### Given instruction
Pick out every line in the rows below that contains the string "price", treating uppercase and lowercase letters as distinct.

### Items
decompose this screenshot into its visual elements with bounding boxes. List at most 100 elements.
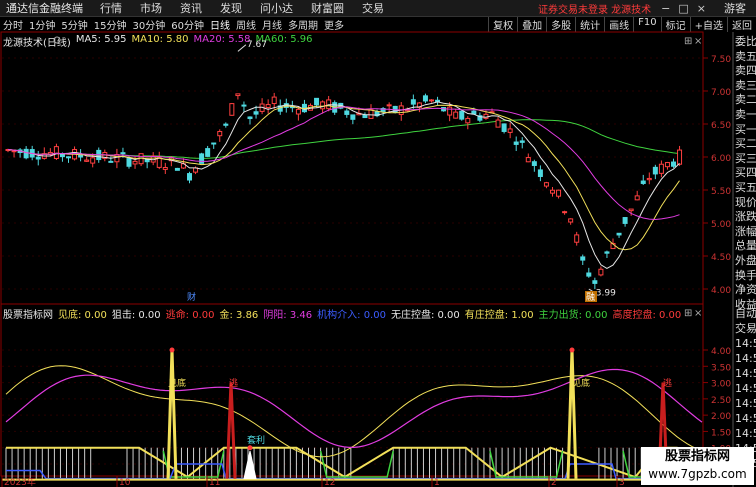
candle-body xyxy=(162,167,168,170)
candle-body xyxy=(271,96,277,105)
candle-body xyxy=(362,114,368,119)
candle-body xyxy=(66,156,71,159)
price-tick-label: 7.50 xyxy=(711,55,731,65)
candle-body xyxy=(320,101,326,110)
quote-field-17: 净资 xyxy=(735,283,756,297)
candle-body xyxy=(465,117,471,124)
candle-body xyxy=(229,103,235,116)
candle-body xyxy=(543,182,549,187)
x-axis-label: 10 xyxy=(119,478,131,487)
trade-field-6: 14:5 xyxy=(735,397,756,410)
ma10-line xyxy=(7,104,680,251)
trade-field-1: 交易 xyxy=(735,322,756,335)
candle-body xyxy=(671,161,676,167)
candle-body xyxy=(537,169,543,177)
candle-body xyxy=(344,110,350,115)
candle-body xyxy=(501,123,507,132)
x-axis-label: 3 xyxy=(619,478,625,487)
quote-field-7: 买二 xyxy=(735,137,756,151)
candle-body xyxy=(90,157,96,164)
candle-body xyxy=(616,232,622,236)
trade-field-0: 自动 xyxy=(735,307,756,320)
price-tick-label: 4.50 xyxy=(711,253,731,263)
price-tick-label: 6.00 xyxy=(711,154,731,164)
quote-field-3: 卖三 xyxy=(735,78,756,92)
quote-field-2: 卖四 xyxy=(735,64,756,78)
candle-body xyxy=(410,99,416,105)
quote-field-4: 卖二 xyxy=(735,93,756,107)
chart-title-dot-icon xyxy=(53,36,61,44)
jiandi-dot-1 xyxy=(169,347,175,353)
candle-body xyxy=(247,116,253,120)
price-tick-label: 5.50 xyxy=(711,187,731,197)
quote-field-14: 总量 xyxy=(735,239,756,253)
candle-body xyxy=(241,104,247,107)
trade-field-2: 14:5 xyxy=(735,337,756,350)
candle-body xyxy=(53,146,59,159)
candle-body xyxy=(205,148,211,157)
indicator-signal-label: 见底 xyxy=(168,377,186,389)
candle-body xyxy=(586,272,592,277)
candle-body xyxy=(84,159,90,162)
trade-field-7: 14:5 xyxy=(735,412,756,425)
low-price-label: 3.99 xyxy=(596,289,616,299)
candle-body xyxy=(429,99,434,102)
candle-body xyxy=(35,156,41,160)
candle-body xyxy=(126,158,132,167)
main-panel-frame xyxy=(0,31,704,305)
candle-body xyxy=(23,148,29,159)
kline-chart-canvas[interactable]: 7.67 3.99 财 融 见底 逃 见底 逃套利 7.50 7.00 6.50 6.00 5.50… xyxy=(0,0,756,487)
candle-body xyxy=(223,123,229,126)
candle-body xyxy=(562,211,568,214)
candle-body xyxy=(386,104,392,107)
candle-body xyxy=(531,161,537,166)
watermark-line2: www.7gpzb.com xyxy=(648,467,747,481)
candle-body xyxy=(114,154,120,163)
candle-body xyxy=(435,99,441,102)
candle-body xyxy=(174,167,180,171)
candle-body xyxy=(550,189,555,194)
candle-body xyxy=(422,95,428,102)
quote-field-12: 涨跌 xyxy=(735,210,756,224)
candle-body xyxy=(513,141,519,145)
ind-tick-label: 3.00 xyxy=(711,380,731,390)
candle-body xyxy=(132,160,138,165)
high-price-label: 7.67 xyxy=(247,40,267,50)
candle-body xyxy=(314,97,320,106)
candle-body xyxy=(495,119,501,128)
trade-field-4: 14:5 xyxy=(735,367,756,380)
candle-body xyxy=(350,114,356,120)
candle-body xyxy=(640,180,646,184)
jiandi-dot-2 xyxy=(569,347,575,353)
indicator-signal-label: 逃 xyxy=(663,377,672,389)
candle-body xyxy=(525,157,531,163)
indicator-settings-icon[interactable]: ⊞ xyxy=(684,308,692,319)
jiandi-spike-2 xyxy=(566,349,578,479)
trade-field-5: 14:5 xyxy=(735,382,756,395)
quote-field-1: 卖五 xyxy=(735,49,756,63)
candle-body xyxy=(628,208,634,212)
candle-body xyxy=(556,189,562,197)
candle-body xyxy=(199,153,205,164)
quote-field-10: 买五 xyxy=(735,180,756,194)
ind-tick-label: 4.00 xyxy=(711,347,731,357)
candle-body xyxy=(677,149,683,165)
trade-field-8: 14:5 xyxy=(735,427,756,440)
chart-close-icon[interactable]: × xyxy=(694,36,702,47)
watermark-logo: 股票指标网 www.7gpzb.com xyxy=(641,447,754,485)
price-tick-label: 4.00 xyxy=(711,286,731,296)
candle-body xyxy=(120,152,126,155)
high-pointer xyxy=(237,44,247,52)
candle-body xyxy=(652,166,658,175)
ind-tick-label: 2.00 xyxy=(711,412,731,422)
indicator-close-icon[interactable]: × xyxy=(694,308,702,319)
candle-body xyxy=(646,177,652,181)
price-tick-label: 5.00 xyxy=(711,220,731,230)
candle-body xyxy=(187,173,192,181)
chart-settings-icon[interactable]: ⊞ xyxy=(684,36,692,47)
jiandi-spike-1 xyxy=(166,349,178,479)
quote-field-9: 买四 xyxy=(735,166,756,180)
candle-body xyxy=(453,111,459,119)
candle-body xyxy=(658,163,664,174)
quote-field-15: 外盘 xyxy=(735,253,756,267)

### Complete output
price-tick-label: 7.50 xyxy=(711,55,731,65)
price-tick-label: 4.50 xyxy=(711,253,731,263)
price-tick-label: 6.00 xyxy=(711,154,731,164)
price-tick-label: 5.50 xyxy=(711,187,731,197)
low-price-label: 3.99 xyxy=(596,289,616,299)
high-price-label: 7.67 xyxy=(247,40,267,50)
price-tick-label: 4.00 xyxy=(711,286,731,296)
price-tick-label: 5.00 xyxy=(711,220,731,230)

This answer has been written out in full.